SET TASK. Give the material again in full, matching it exactly.
====== TASK INPUT ======
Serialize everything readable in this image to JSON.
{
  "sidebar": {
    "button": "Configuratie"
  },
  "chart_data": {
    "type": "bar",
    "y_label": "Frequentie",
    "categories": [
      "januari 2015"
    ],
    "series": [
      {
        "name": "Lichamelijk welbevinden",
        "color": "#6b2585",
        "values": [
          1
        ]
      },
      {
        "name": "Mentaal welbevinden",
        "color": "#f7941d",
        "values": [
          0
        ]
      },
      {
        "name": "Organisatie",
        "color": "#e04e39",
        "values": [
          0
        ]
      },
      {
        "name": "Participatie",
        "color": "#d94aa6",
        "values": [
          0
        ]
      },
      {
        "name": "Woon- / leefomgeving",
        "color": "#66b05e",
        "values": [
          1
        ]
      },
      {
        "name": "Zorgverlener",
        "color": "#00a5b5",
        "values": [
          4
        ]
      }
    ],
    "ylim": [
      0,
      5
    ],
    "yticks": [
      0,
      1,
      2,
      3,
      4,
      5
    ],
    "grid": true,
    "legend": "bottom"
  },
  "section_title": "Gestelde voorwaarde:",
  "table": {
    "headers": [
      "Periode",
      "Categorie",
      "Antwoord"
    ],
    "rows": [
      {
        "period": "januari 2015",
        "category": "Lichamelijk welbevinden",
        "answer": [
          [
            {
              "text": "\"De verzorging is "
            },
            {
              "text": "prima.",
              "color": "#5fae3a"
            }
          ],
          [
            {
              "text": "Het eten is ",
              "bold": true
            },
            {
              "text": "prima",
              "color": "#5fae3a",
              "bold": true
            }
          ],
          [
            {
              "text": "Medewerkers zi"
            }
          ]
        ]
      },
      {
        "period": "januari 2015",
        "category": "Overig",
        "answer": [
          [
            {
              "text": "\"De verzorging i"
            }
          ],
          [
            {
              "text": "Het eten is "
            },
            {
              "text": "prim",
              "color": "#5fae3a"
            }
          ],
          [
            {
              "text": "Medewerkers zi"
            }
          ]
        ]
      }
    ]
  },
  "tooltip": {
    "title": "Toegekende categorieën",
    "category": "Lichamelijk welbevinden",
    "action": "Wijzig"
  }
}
======
OUTPUT FOR THIS TASK.
Serialize everything readable in this image to JSON.
{
  "sidebar": {
    "button": "Configuratie"
  },
  "chart_data": {
    "type": "bar",
    "y_label": "Frequentie",
    "categories": [
      "januari 2015"
    ],
    "series": [
      {
        "name": "Lichamelijk welbevinden",
        "color": "#6b2585",
        "values": [
          1
        ]
      },
      {
        "name": "Mentaal welbevinden",
        "color": "#f7941d",
        "values": [
          0
        ]
      },
      {
        "name": "Organisatie",
        "color": "#e04e39",
        "values": [
          0
        ]
      },
      {
        "name": "Participatie",
        "color": "#d94aa6",
        "values": [
          0
        ]
      },
      {
        "name": "Woon- / leefomgeving",
        "color": "#66b05e",
        "values": [
          1
        ]
      },
      {
        "name": "Zorgverlener",
        "color": "#00a5b5",
        "values": [
          4
        ]
      }
    ],
    "ylim": [
      0,
      5
    ],
    "yticks": [
      0,
      1,
      2,
      3,
      4,
      5
    ],
    "grid": true,
    "legend": "bottom"
  },
  "section_title": "Gestelde voorwaarde:",
  "table": {
    "headers": [
      "Periode",
      "Categorie",
      "Antwoord"
    ],
    "rows": [
      {
        "period": "januari 2015",
        "category": "Lichamelijk welbevinden",
        "answer": [
          [
            {
              "text": "\"De verzorging is "
            },
            {
              "text": "prima.",
              "color": "#5fae3a"
            }
          ],
          [
            {
              "text": "Het eten is ",
              "bold": true
            },
            {
              "text": "prima",
              "color": "#5fae3a",
              "bold": true
            }
          ],
          [
            {
              "text": "Medewerkers zi"
            }
          ]
        ]
      },
      {
        "period": "januari 2015",
        "category": "Overig",
        "answer": [
          [
            {
              "text": "\"De verzorging i"
            }
          ],
          [
            {
              "text": "Het eten is "
            },
            {
              "text": "prim",
              "color": "#5fae3a"
            }
          ],
          [
            {
              "text": "Medewerkers zi"
            }
          ]
        ]
      }
    ]
  },
  "tooltip": {
    "title": "Toegekende categorieën",
    "category": "Lichamelijk welbevinden",
    "action": "Wijzig"
  }
}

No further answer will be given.